_What to work on:_ Only lines holding the string "أخرجه" are wanted; copy each one from the material.

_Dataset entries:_
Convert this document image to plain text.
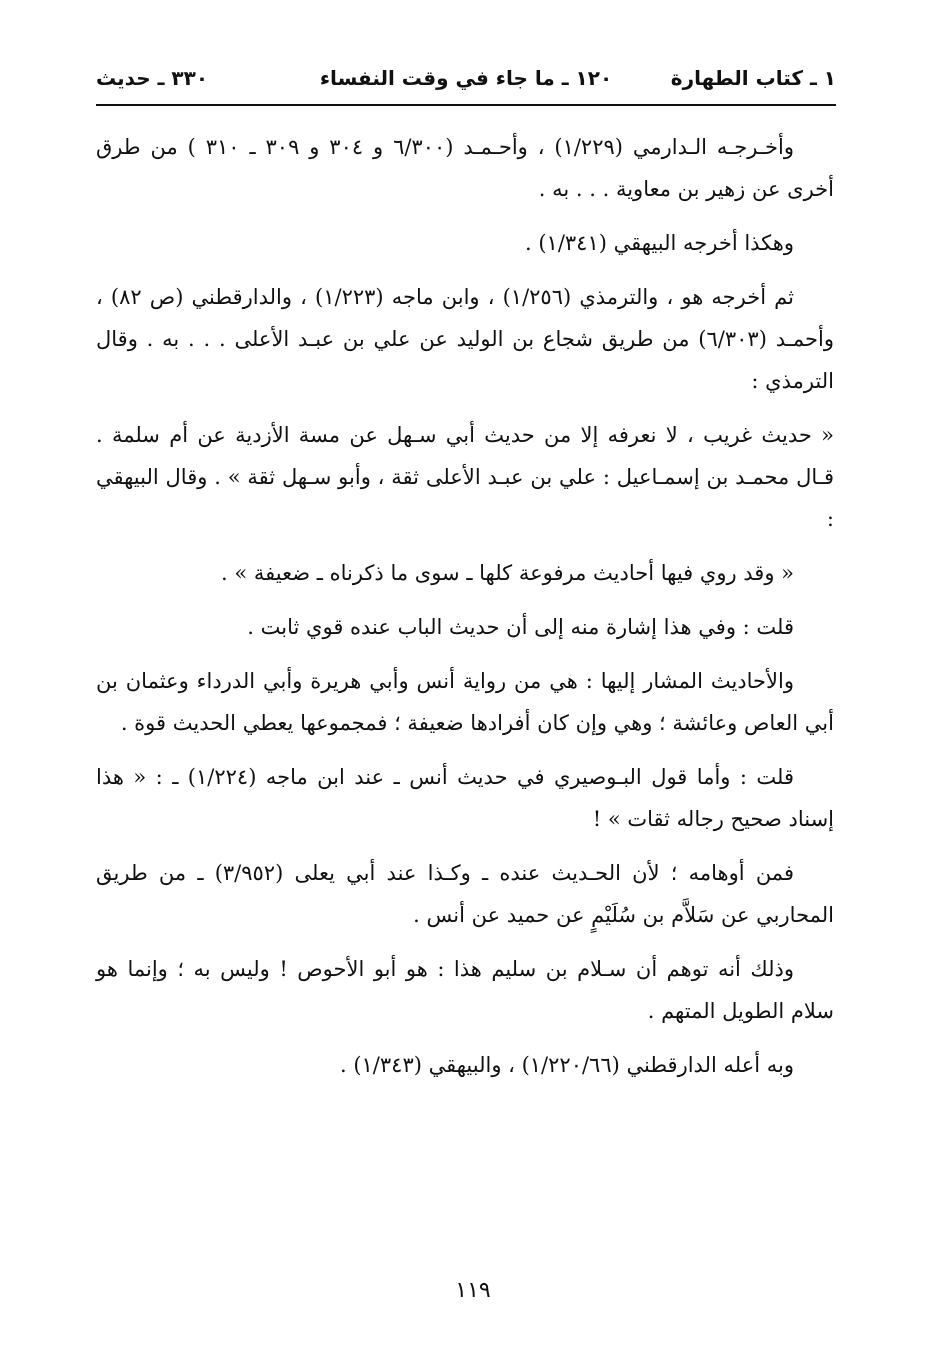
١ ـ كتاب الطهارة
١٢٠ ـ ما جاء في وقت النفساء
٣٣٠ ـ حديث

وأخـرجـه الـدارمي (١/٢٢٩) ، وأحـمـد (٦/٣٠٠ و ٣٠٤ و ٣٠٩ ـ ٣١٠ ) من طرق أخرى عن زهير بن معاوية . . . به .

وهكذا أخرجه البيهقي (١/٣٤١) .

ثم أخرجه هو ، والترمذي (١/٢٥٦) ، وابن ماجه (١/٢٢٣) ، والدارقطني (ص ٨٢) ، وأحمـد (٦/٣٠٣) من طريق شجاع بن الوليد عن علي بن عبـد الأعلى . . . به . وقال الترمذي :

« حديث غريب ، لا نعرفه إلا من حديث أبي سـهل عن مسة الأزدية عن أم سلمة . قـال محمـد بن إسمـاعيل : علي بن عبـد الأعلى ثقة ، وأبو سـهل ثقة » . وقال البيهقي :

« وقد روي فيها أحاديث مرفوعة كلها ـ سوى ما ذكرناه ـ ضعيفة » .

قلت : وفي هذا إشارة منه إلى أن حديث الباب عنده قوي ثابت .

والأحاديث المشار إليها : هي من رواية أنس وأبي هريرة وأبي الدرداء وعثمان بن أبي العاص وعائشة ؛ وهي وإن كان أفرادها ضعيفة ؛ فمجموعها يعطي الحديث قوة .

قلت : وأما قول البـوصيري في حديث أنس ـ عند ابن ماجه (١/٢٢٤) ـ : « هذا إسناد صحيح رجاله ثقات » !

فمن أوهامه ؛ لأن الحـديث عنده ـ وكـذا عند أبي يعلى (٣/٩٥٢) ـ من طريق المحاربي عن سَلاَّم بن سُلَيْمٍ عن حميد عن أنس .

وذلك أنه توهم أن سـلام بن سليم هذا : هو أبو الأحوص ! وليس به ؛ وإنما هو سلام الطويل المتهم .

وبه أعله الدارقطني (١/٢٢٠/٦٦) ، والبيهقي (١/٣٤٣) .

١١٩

_Right answer:_
وهكذا أخرجه البيهقي (١/٣٤١) .
ثم أخرجه هو ، والترمذي (١/٢٥٦) ، وابن ماجه (١/٢٢٣) ، والدارقطني (ص ٨٢) ، وأحمـد (٦/٣٠٣) من طريق شجاع بن الوليد عن علي بن عبـد الأعلى . . . به . وقال الترمذي :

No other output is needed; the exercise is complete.